━━━ Supplied entries
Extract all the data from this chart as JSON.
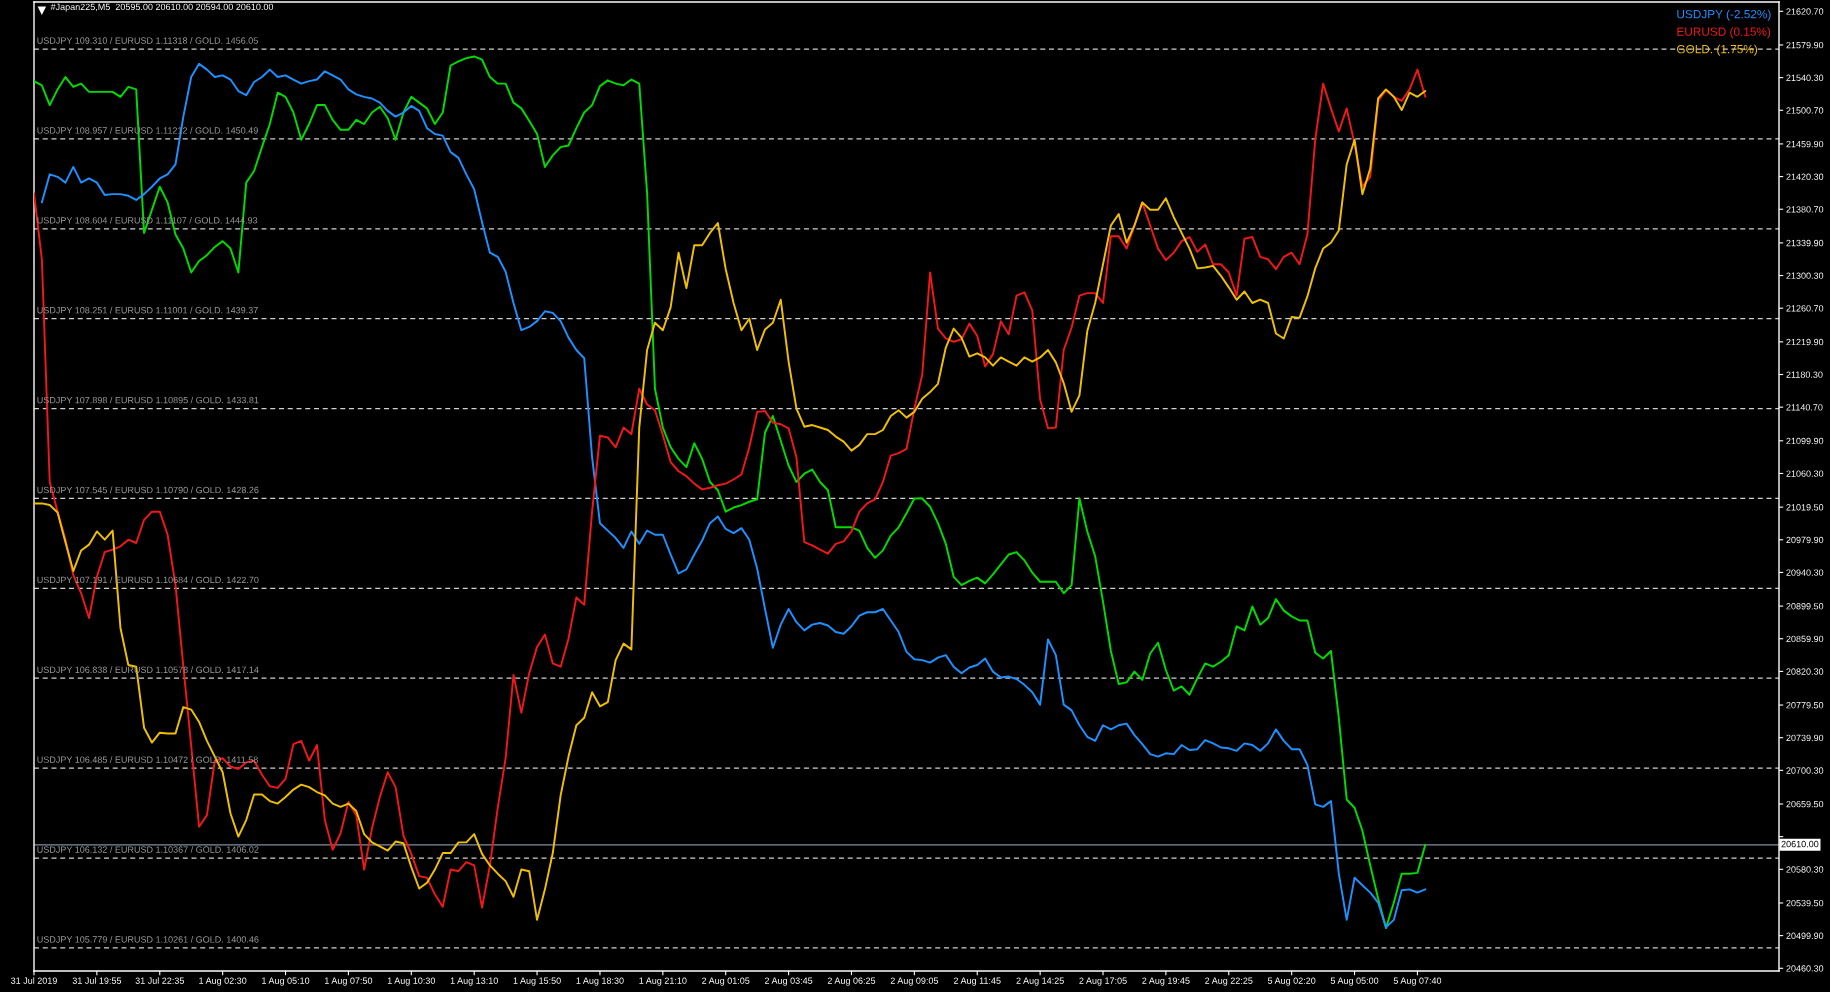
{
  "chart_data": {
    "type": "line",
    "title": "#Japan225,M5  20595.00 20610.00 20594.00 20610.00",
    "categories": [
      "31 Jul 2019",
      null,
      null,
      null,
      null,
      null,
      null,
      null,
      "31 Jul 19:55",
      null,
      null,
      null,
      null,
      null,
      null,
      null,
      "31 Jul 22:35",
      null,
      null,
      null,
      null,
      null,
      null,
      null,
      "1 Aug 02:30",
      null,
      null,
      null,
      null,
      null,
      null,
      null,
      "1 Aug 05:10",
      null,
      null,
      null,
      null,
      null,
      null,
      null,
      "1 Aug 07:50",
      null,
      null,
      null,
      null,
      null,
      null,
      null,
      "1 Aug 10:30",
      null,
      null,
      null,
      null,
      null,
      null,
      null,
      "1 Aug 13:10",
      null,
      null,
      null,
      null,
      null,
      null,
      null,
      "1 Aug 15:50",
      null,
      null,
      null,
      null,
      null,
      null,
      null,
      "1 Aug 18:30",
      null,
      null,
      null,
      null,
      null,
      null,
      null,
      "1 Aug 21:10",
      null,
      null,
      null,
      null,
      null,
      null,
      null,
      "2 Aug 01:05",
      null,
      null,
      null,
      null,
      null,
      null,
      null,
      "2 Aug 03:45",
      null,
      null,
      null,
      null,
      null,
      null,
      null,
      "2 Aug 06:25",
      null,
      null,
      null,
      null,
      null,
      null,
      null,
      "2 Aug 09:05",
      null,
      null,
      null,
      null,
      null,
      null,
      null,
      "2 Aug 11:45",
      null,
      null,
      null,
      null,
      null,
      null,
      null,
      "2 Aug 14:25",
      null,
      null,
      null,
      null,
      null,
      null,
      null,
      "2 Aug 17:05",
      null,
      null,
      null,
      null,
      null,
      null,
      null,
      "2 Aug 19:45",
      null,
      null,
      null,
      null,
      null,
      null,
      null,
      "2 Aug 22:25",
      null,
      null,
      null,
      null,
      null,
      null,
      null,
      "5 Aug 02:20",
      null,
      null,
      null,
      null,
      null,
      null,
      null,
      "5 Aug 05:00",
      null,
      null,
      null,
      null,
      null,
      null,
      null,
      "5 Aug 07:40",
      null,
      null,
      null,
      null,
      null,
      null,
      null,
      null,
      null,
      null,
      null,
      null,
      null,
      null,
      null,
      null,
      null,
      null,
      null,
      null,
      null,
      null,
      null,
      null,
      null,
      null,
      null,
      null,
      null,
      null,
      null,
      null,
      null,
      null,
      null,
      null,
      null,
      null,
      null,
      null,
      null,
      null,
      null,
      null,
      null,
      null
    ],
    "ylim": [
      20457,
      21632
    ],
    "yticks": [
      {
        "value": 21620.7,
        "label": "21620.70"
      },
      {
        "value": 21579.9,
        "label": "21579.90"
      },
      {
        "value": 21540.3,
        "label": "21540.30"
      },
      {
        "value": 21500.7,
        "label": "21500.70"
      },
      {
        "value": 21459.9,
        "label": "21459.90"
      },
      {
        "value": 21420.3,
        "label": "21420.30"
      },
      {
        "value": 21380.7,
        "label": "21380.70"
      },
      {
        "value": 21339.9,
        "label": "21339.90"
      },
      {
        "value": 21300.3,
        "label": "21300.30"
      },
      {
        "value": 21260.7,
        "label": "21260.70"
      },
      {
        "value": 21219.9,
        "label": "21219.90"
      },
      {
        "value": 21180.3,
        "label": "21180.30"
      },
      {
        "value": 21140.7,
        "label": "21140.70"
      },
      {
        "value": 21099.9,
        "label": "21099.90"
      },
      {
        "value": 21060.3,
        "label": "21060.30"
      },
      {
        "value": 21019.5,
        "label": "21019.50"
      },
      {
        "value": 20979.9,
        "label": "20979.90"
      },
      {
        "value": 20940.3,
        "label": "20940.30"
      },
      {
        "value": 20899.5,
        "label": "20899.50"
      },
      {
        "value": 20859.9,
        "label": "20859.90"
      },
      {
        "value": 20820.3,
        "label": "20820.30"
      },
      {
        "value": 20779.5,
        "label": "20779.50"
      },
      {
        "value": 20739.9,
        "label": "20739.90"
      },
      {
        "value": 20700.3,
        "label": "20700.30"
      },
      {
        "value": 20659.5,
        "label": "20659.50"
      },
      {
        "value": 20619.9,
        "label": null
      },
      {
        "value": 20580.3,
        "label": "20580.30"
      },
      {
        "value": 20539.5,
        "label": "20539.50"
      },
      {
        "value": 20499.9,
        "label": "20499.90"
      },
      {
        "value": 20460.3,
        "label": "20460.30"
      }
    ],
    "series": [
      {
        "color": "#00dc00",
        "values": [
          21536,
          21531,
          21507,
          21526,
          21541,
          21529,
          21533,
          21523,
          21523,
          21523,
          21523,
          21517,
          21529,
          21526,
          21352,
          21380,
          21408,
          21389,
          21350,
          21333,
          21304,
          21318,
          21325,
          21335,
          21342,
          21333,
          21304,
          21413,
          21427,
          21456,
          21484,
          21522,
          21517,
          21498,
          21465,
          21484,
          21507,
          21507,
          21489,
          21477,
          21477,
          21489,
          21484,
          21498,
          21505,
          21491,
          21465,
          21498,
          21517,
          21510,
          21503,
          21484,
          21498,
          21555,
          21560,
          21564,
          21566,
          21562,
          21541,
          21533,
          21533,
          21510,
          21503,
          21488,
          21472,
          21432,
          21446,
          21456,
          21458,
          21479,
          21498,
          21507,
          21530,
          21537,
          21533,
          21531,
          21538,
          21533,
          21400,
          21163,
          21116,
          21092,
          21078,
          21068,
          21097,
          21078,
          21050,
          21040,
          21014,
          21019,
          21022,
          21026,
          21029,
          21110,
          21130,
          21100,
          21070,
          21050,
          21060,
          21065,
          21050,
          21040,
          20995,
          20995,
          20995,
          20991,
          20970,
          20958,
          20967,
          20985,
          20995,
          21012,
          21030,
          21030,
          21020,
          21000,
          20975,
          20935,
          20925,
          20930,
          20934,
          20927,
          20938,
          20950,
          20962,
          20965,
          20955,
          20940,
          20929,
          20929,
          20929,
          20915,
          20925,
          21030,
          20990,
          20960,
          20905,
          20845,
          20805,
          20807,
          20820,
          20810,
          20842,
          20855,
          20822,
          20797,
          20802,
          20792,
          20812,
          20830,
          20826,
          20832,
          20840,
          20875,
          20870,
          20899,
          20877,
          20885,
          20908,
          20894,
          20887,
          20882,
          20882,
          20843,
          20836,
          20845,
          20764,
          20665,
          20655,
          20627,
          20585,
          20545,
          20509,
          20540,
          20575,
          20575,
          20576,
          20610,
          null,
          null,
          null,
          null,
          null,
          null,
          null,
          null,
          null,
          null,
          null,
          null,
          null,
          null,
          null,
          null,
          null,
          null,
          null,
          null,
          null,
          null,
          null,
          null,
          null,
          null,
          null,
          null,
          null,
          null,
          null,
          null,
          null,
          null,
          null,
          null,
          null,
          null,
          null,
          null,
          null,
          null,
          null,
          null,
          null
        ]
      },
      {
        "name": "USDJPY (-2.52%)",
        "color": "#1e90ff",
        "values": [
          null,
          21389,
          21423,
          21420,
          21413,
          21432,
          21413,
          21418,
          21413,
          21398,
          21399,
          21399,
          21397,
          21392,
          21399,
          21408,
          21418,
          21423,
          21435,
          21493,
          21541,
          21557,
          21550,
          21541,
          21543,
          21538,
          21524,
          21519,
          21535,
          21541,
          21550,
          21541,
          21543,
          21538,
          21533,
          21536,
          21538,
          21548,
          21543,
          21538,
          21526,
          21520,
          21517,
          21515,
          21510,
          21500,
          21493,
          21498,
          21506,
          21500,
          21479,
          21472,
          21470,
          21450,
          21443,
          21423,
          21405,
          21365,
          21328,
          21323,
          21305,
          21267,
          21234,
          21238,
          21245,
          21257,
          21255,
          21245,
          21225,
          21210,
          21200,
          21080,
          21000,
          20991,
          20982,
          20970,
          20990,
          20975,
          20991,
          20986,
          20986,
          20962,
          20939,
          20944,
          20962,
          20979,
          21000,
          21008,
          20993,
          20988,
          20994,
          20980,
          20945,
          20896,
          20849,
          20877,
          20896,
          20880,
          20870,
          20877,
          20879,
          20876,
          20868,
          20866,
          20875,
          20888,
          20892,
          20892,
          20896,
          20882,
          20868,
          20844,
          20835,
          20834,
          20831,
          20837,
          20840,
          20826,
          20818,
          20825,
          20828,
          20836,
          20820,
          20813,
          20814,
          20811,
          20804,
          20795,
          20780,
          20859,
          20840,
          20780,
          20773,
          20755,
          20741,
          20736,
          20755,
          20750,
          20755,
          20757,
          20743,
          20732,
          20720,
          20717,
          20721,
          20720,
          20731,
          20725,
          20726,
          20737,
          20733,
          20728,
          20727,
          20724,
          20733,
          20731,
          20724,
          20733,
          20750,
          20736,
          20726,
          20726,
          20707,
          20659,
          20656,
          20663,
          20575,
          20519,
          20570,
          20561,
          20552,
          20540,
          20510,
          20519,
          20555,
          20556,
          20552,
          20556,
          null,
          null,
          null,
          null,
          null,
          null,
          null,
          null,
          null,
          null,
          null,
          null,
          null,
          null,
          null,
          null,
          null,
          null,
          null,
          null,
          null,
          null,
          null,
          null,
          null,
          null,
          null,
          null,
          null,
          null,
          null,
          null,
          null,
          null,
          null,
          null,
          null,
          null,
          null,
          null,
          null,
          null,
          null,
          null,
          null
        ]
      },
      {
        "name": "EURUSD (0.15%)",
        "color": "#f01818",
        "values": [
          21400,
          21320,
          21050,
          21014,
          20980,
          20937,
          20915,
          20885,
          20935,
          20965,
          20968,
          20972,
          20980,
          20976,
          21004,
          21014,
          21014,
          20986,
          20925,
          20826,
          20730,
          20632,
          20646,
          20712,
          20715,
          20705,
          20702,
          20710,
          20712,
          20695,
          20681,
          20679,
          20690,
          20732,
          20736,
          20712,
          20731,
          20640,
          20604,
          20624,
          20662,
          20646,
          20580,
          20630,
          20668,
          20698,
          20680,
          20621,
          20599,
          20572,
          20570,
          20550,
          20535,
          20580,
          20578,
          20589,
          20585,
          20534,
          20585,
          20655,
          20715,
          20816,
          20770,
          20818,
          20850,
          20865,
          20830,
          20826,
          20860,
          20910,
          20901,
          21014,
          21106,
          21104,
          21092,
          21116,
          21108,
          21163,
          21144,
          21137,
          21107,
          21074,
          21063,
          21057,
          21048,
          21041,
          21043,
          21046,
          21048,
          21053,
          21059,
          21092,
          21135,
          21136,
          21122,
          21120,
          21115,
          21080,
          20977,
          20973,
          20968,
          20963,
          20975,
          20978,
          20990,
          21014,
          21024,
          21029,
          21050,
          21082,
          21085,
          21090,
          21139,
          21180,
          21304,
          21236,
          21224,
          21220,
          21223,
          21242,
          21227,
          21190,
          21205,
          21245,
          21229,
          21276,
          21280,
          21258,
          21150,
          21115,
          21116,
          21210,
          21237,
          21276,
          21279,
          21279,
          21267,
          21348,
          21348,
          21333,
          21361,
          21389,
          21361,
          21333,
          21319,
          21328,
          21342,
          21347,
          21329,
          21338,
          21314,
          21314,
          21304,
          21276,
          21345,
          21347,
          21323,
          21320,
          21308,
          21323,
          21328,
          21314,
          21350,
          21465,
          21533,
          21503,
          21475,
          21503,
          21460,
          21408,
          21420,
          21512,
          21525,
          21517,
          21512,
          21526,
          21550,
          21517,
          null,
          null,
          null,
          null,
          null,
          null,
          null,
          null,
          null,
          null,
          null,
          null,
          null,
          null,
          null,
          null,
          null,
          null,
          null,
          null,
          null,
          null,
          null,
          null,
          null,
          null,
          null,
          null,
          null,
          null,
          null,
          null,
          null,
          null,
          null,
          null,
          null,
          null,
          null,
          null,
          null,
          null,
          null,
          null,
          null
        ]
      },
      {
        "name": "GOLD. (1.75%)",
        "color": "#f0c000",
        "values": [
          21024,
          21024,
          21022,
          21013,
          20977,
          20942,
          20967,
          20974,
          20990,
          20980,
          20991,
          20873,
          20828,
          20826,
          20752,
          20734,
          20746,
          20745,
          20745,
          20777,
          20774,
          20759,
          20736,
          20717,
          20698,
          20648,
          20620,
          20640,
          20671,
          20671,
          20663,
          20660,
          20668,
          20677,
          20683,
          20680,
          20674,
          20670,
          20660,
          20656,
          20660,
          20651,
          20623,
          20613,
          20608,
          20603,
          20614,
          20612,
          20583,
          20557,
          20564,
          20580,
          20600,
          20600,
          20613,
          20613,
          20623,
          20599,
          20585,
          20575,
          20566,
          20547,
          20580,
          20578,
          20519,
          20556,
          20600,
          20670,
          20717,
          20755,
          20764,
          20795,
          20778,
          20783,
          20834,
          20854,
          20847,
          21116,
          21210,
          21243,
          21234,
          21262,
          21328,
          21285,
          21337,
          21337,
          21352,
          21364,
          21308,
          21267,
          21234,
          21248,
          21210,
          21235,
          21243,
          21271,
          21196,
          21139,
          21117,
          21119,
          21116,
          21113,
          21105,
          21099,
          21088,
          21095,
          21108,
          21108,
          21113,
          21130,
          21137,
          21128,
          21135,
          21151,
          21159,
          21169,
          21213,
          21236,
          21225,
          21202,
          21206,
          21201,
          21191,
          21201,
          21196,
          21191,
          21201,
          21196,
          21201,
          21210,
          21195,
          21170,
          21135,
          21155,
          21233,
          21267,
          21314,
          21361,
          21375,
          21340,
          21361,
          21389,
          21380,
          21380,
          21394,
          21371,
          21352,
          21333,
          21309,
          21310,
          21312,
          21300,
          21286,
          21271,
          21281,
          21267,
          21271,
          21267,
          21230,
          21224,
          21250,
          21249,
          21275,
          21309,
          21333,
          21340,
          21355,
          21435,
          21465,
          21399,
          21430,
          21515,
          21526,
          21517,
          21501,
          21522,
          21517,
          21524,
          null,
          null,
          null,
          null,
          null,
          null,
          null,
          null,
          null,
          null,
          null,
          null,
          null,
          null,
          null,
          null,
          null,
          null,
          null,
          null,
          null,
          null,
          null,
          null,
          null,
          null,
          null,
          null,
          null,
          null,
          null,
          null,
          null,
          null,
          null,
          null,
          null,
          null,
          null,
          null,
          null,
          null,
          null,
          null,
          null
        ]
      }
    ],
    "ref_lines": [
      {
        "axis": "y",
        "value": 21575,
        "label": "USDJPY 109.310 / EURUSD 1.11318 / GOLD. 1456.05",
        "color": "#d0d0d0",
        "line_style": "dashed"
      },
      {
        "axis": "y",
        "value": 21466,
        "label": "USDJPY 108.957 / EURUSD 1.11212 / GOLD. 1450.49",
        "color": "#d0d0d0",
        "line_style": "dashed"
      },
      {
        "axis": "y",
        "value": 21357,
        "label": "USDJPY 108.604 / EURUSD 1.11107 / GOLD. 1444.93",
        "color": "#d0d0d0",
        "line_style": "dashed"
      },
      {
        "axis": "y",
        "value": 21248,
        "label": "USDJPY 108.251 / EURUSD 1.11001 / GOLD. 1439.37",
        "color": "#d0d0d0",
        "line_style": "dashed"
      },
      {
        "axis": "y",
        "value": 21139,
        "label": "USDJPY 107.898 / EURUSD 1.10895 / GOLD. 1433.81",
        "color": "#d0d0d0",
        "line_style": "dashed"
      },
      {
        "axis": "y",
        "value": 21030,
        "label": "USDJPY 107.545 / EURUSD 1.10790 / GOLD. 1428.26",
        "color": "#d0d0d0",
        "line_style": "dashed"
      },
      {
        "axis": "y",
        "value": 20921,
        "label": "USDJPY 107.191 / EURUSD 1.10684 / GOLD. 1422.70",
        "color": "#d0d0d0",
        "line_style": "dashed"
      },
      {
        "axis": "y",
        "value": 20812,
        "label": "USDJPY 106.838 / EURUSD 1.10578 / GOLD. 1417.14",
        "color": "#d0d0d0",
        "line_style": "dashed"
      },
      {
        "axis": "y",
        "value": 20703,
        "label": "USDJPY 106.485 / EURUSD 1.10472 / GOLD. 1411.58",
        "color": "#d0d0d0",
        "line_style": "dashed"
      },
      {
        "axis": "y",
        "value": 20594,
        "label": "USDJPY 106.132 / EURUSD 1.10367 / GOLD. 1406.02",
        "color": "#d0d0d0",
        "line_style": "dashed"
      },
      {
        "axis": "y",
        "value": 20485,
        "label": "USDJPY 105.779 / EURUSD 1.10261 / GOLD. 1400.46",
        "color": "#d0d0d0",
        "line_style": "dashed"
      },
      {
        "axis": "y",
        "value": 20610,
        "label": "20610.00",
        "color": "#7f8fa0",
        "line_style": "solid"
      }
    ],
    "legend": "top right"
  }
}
━━━━━━
• [Task]: Locate the word "name" in the entries, and copy every line where it is found.

• [The reply]:
        "name": "USDJPY (-2.52%)",
        "name": "EURUSD (0.15%)",
        "name": "GOLD. (1.75%)",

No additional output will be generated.